WRITTEN EXERCISE — Pick out the lines below that include the string "title".

RAW RECORDS —

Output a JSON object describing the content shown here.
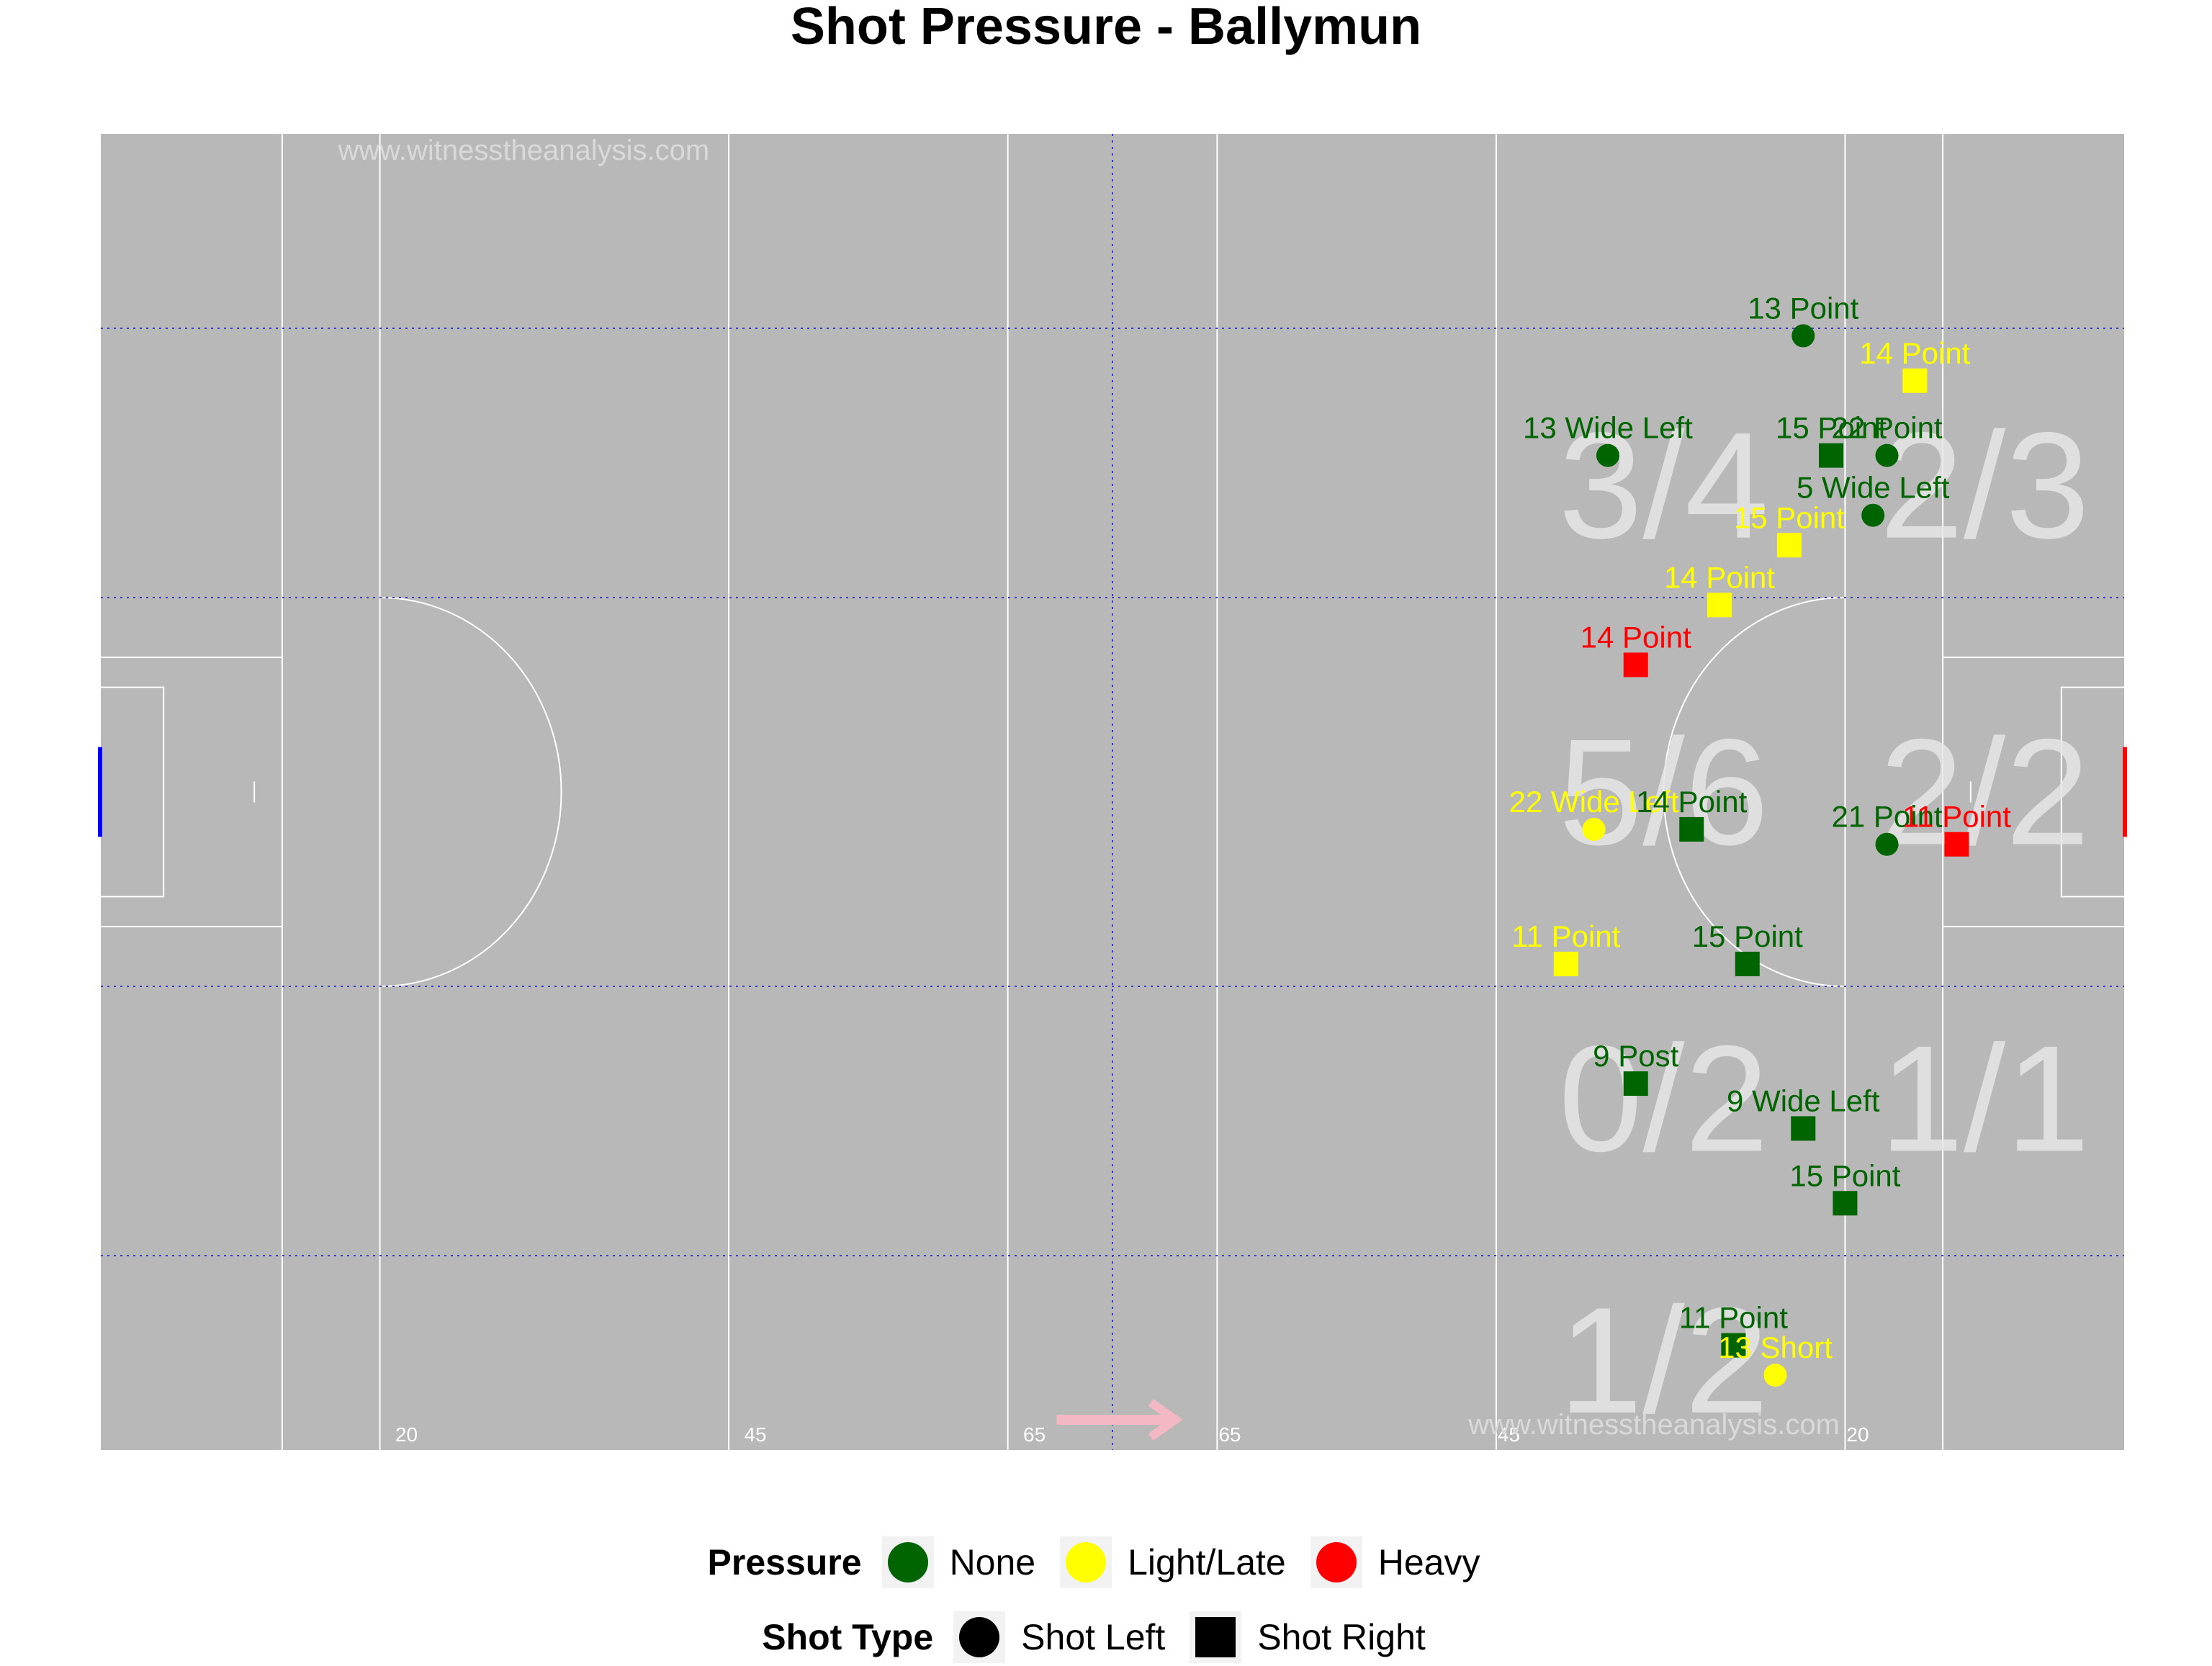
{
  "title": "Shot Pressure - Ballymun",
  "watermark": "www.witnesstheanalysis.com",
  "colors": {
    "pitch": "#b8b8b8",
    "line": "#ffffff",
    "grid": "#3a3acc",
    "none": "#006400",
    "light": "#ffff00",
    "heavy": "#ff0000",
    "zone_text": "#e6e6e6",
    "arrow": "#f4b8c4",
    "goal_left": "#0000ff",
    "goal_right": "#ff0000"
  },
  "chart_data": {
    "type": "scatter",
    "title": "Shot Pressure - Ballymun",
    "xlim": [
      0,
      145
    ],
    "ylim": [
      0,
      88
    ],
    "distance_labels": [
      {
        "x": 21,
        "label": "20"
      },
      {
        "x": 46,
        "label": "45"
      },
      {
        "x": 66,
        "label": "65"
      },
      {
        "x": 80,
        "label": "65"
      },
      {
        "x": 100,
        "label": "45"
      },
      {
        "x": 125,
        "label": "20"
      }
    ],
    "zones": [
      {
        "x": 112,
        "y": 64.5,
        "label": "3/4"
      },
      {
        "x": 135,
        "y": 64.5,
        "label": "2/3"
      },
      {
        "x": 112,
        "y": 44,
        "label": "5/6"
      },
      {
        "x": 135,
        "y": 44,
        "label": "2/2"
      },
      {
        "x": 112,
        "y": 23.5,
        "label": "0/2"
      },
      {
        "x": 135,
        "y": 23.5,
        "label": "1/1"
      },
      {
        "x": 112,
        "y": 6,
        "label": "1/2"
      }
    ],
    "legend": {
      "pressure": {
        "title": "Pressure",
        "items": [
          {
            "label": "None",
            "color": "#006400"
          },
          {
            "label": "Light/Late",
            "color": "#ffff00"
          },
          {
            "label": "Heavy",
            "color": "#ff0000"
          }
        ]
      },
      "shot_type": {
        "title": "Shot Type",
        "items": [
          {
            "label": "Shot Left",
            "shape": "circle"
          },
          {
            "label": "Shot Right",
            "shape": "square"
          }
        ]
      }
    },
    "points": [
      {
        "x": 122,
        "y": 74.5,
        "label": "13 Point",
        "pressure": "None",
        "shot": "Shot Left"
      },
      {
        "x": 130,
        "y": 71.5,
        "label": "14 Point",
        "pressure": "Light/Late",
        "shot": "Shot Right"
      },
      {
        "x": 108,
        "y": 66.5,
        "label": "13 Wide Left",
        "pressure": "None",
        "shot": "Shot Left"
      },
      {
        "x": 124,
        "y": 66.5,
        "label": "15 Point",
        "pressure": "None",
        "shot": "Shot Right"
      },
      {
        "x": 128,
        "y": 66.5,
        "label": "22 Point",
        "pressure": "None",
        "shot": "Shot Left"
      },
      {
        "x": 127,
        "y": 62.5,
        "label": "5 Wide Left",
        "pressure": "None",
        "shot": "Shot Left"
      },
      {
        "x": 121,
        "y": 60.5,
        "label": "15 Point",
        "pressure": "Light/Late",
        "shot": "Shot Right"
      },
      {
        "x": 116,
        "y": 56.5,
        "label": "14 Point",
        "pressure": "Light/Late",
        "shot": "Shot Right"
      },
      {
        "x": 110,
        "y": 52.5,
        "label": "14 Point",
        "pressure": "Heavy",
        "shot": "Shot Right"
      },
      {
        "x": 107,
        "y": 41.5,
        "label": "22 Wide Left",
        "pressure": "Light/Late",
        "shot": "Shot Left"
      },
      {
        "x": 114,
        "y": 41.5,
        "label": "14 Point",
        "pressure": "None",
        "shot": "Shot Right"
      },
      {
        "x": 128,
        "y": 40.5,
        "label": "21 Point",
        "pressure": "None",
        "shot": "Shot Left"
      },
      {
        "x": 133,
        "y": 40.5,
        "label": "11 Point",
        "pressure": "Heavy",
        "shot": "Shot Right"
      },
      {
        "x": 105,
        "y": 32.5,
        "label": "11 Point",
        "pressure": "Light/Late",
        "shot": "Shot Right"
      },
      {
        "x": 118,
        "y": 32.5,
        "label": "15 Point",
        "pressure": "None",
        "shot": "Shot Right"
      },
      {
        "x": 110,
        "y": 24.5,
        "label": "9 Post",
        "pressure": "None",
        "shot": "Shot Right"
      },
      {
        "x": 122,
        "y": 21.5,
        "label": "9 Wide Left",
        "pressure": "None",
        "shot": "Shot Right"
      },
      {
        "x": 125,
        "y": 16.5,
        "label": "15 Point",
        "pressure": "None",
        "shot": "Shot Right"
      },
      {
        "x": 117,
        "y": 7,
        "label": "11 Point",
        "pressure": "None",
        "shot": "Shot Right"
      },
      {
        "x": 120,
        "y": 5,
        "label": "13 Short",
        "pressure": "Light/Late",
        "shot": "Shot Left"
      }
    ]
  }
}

SOLUTION TO THIS PROBLEM —
  "title": "Shot Pressure - Ballymun",
    "title": "Shot Pressure - Ballymun",
        "title": "Pressure",
        "title": "Shot Type",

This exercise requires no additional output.